[Items from a dataset]
## Begin

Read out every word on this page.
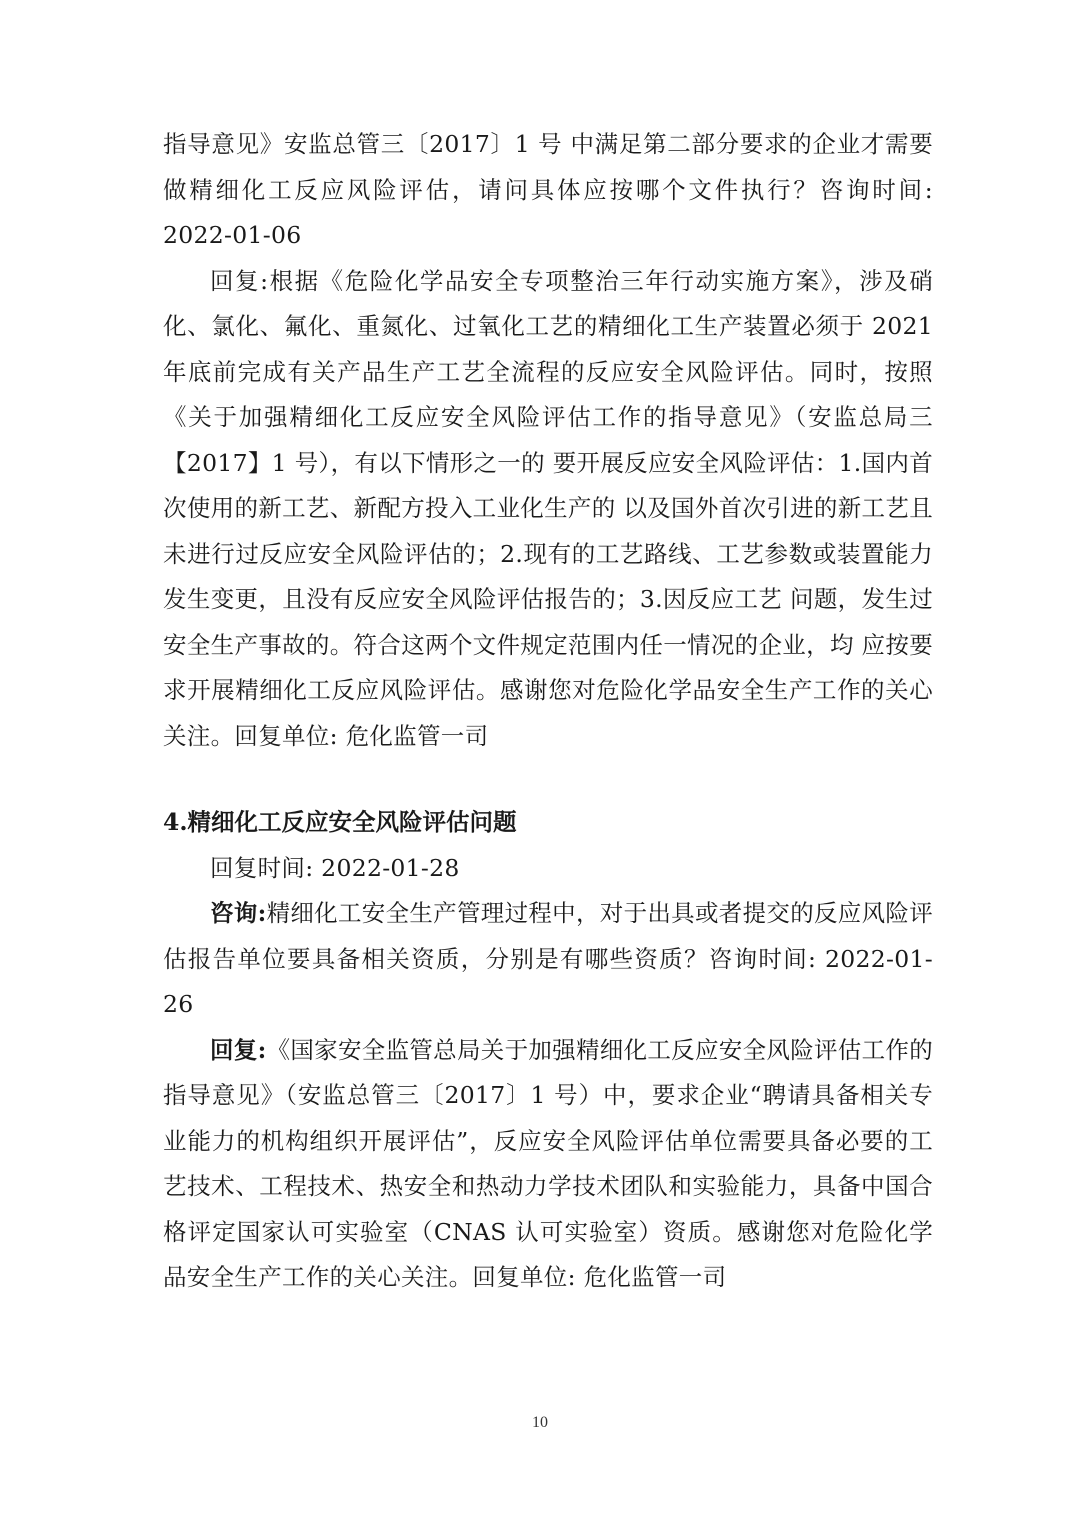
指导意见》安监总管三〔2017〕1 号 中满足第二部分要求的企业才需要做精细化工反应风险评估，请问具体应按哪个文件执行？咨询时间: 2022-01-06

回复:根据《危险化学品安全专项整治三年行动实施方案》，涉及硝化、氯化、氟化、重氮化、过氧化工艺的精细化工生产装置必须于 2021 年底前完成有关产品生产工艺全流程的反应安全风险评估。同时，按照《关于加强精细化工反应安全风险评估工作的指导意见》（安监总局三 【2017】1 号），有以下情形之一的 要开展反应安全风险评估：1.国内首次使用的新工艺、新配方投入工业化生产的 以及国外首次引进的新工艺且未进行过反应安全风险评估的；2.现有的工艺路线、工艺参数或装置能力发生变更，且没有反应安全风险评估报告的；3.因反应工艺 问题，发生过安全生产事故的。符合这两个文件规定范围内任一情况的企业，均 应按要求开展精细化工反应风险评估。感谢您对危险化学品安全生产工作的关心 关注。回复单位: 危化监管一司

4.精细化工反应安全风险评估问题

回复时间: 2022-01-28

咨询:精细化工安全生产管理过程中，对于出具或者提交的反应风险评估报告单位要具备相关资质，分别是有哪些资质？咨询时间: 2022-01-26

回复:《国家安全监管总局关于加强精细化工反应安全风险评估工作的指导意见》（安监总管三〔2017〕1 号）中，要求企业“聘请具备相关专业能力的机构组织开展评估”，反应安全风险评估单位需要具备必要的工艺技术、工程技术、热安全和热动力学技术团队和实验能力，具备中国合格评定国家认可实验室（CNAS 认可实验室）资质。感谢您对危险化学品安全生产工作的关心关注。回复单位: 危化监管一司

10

## End
## Begin

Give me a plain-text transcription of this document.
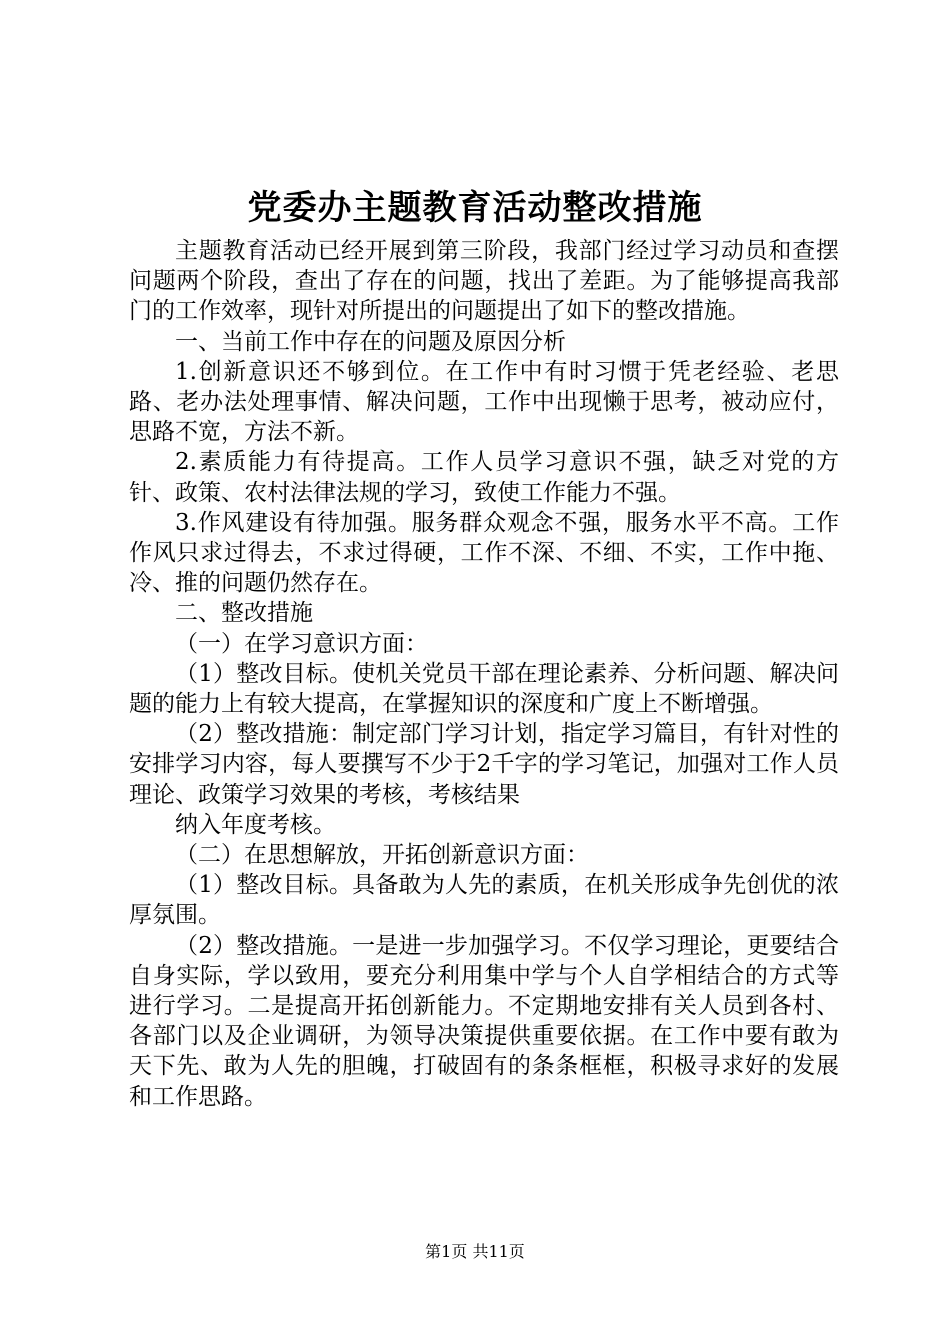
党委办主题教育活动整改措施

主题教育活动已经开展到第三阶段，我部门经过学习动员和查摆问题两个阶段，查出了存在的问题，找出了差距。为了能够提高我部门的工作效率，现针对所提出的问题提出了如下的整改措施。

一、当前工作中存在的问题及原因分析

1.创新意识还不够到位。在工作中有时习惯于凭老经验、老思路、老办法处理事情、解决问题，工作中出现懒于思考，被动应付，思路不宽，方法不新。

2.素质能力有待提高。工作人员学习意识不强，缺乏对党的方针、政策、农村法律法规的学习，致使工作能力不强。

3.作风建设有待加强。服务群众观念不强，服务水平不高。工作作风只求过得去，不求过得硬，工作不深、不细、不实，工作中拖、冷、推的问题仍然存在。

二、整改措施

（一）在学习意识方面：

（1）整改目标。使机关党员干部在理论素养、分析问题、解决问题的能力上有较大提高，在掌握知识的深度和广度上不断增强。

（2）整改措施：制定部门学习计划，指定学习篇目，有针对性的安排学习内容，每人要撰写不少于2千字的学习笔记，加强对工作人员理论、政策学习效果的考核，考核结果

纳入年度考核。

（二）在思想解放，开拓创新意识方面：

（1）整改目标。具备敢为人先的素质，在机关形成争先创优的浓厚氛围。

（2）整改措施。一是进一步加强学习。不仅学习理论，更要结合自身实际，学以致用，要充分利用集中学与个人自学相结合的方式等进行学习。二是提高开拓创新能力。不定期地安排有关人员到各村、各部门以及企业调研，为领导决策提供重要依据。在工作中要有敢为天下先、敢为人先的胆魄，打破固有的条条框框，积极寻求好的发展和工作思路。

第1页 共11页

## End
## Begin

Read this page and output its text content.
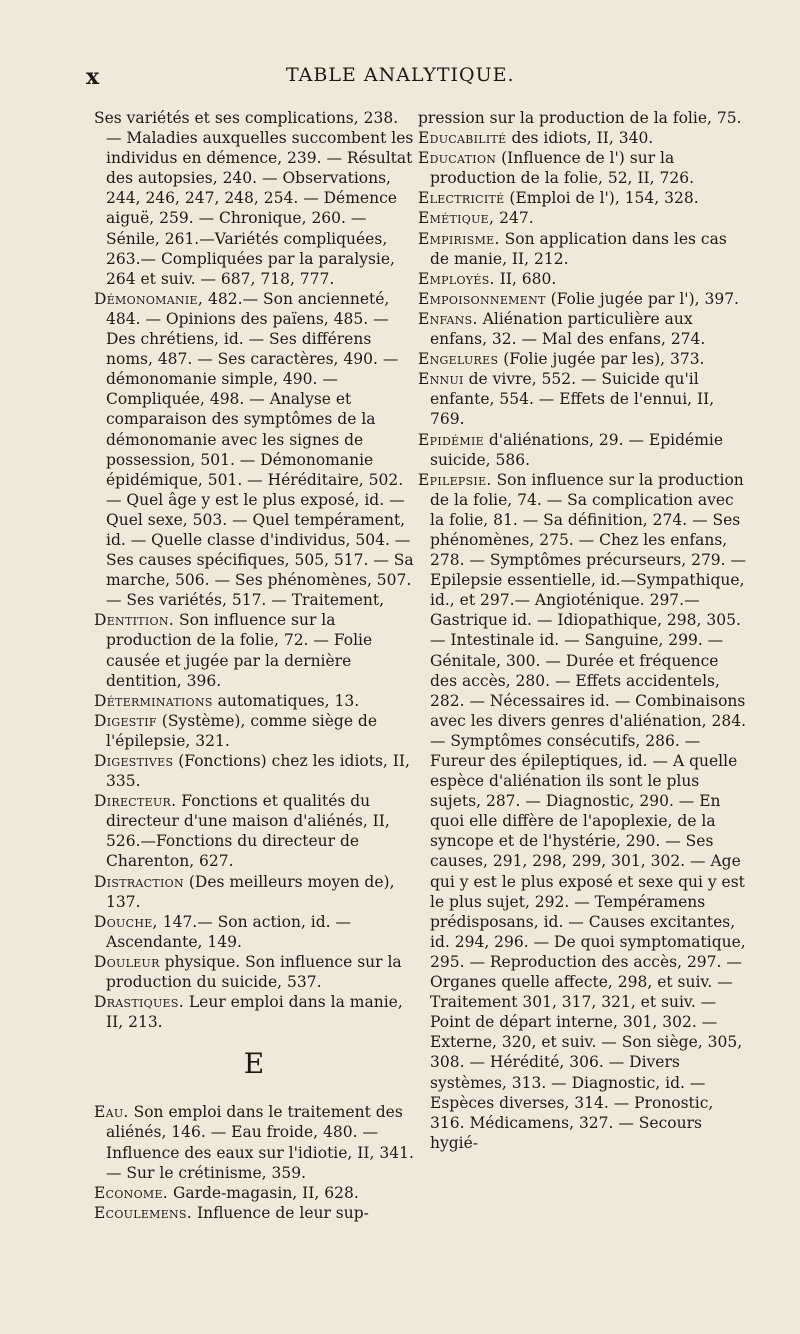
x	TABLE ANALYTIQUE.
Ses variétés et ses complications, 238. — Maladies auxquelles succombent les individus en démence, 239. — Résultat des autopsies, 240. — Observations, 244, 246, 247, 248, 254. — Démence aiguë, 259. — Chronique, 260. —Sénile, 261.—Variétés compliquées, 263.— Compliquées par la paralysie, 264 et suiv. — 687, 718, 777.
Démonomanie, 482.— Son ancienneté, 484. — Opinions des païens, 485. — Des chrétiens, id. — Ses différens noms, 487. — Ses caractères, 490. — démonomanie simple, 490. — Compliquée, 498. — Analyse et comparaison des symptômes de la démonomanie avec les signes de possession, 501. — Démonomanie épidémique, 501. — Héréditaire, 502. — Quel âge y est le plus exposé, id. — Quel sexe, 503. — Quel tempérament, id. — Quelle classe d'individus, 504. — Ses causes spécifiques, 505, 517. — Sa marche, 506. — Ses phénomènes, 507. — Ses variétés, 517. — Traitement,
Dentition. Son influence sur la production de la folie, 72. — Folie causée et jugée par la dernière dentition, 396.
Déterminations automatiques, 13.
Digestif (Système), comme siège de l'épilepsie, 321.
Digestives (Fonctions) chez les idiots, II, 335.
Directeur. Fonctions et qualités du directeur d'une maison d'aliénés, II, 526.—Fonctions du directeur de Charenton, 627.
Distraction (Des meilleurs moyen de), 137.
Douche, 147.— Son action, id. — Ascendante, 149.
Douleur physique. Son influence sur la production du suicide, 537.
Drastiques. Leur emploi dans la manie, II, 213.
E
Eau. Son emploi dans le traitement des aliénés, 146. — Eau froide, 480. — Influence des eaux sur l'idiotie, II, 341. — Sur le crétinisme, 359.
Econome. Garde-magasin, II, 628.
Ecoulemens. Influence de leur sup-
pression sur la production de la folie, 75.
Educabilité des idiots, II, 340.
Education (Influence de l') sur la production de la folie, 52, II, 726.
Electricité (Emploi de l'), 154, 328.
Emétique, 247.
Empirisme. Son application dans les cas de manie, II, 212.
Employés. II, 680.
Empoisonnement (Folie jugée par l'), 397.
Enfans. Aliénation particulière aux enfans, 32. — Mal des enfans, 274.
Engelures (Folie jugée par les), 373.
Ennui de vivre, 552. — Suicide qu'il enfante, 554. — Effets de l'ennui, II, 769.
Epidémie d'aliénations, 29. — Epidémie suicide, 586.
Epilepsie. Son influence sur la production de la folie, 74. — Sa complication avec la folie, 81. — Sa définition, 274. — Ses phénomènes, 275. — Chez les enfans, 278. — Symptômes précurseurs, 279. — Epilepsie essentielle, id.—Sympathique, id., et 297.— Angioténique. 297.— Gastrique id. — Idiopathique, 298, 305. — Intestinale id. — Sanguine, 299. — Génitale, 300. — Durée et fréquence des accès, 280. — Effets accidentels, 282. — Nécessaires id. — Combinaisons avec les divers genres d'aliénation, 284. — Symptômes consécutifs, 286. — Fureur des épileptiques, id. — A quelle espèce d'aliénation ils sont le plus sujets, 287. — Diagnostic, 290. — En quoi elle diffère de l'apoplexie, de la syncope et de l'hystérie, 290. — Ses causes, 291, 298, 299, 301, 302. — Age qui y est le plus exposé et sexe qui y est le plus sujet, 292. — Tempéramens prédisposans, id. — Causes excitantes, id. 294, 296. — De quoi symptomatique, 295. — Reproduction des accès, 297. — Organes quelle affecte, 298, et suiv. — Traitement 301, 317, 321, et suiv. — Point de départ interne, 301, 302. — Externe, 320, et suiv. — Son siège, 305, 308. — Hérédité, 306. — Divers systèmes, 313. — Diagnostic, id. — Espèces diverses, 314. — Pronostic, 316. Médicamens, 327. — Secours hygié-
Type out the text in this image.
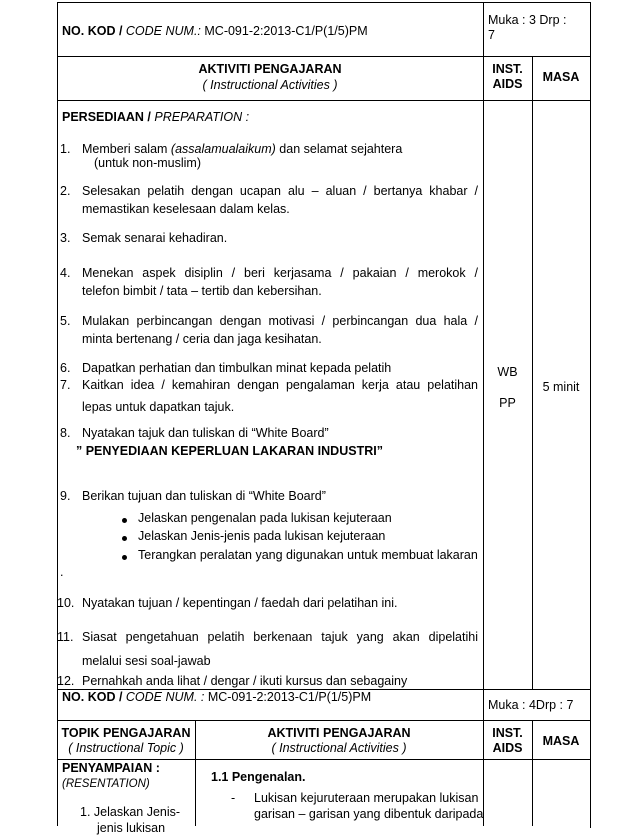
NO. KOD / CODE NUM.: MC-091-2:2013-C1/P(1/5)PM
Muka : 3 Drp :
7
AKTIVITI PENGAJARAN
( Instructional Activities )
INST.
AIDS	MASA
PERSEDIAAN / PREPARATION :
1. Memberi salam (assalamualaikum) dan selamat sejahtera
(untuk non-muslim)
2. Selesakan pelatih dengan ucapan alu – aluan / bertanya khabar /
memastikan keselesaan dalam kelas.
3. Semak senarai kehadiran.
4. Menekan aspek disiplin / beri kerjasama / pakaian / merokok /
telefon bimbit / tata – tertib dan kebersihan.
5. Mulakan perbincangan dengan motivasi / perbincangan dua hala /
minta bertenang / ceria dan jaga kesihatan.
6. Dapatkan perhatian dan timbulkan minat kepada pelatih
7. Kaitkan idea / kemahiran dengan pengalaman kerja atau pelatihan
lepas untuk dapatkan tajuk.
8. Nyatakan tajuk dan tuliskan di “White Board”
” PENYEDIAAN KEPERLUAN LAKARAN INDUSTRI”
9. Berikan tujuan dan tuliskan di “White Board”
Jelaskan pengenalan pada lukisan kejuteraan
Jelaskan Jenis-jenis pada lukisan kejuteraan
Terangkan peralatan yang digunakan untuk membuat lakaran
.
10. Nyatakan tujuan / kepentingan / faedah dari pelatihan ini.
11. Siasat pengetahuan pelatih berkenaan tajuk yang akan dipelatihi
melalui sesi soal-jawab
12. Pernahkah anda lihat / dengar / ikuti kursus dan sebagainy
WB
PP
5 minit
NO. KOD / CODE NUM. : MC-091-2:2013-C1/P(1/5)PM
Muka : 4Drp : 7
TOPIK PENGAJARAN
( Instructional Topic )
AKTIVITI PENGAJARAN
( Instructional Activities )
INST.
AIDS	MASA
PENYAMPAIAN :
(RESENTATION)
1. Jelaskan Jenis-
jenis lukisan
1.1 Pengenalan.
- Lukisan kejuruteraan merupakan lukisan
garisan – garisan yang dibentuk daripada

## End

-- PROMPT --
Scan the material and collect every line that contains "tujuan".

-- SOLUTION --
9. Berikan tujuan dan tuliskan di “White Board”
10. Nyatakan tujuan / kepentingan / faedah dari pelatihan ini.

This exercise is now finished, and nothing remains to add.